- _Material provided_:
_ _ _ _ _

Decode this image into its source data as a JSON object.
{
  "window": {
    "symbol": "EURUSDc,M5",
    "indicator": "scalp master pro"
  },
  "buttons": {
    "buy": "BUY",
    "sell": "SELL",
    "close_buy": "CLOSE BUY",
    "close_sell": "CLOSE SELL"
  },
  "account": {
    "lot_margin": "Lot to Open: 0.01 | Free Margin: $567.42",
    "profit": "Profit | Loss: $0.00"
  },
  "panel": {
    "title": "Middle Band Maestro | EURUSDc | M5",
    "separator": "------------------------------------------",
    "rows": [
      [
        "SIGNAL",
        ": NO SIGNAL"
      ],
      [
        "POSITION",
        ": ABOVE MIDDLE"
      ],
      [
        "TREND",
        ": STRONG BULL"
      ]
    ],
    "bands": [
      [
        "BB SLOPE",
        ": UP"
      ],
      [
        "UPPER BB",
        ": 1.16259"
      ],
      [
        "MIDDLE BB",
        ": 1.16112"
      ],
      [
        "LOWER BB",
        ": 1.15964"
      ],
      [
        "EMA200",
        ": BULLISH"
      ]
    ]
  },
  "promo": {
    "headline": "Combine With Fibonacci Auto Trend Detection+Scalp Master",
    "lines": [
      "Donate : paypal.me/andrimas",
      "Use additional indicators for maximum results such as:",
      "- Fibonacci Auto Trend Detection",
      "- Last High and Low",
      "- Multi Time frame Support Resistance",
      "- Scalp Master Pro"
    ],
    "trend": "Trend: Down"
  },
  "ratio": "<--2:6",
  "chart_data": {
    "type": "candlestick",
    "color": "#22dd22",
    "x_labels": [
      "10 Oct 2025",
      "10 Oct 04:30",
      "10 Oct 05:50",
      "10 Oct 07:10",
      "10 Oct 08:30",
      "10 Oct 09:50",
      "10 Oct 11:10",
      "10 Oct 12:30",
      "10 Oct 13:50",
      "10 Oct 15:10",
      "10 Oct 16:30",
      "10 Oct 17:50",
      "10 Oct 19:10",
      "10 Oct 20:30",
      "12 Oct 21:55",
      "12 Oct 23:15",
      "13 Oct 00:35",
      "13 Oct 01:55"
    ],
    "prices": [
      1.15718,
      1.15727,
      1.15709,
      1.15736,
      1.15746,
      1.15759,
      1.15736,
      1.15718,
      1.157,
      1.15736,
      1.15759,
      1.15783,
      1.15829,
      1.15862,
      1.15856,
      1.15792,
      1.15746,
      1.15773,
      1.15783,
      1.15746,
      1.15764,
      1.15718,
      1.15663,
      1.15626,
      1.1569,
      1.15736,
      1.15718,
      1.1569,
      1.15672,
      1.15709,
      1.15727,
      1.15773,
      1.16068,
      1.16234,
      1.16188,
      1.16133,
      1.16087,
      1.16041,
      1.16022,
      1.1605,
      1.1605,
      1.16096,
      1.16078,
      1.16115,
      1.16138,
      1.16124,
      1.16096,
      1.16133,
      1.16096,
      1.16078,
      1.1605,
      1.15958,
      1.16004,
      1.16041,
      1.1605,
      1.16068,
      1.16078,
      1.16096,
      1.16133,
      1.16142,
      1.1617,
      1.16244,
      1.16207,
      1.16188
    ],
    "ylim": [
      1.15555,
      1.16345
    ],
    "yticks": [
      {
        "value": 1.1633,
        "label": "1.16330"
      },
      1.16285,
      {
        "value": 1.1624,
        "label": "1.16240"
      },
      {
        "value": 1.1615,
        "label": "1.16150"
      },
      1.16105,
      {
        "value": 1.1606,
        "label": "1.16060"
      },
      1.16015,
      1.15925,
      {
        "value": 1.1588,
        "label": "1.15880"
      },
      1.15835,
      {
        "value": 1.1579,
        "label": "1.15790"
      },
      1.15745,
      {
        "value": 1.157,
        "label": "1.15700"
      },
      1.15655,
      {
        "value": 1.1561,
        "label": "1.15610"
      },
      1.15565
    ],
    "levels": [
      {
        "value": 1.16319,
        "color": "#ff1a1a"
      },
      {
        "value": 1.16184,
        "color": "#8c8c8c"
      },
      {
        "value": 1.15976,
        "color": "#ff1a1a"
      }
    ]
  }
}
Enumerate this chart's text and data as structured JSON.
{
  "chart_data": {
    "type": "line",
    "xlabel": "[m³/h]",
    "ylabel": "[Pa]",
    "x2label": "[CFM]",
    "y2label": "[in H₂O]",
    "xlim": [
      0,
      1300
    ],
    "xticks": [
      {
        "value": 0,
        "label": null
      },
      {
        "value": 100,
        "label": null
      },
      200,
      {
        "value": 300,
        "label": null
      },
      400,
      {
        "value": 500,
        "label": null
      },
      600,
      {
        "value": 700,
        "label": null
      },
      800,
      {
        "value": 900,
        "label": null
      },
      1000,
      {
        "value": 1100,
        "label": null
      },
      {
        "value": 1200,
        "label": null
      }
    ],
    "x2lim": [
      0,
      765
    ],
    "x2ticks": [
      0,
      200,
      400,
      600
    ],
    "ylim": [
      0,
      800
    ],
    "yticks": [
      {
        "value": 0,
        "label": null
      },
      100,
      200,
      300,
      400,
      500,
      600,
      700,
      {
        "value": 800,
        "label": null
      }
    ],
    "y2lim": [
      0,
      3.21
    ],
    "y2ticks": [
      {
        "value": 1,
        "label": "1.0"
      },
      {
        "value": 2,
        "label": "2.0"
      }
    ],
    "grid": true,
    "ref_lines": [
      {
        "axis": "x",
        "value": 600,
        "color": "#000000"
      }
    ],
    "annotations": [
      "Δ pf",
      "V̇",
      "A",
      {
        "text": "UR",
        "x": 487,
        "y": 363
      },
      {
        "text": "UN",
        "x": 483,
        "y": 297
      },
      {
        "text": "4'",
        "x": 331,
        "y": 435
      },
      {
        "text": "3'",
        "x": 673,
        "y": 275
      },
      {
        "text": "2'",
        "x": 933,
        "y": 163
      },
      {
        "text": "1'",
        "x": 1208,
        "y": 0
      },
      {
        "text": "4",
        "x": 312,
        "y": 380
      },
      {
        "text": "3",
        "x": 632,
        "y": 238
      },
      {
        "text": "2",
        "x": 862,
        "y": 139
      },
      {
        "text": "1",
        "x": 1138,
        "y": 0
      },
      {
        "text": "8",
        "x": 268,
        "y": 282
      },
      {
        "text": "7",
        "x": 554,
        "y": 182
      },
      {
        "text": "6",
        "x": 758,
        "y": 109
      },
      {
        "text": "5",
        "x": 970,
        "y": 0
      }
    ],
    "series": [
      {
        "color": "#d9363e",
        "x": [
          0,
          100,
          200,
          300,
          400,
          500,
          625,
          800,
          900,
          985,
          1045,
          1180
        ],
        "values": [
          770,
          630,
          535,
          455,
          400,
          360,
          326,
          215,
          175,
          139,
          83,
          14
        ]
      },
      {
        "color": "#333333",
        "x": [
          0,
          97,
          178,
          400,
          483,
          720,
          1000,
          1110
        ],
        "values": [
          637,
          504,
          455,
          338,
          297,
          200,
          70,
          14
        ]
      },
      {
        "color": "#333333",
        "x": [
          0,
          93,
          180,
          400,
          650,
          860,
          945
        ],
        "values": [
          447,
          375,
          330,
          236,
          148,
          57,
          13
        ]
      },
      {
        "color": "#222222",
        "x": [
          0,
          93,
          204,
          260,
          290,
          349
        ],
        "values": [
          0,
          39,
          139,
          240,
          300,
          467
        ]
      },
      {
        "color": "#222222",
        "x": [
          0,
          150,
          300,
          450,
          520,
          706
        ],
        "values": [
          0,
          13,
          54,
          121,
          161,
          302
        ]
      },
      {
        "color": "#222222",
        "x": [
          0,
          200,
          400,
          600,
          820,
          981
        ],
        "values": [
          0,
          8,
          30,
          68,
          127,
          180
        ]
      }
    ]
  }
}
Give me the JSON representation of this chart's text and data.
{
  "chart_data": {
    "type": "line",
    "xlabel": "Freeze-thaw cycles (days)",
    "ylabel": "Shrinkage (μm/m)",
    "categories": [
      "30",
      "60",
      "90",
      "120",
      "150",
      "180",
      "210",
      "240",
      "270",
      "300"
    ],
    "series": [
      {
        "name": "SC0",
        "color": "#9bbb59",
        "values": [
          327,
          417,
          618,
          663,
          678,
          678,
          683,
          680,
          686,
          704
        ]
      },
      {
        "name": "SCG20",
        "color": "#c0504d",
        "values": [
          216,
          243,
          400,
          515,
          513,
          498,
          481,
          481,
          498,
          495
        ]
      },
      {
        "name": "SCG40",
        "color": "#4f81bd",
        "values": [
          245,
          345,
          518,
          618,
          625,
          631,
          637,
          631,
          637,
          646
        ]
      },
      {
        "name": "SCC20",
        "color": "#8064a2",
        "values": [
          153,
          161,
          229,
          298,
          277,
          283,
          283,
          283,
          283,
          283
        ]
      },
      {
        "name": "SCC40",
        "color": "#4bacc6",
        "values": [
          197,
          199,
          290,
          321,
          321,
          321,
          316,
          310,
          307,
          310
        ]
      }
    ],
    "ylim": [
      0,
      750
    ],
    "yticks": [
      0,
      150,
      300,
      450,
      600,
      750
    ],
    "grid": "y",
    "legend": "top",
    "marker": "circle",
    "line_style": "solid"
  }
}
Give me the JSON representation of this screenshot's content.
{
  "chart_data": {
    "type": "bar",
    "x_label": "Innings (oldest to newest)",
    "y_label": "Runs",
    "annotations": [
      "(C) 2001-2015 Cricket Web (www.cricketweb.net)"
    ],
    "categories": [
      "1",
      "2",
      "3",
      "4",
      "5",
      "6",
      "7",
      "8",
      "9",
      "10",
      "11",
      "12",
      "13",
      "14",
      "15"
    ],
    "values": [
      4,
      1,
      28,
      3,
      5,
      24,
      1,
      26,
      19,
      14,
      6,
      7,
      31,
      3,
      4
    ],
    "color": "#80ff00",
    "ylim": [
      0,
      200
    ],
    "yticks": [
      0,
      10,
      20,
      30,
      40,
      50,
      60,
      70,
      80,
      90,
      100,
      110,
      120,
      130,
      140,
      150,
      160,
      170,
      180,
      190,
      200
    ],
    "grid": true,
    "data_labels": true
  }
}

_ _ _ _ _

- _Aim_: Gather from the entries above all lines that include the string "xlabel".

- _Task answer_:
    "xlabel": "[m³/h]",
    "xlabel": "Freeze-thaw cycles (days)",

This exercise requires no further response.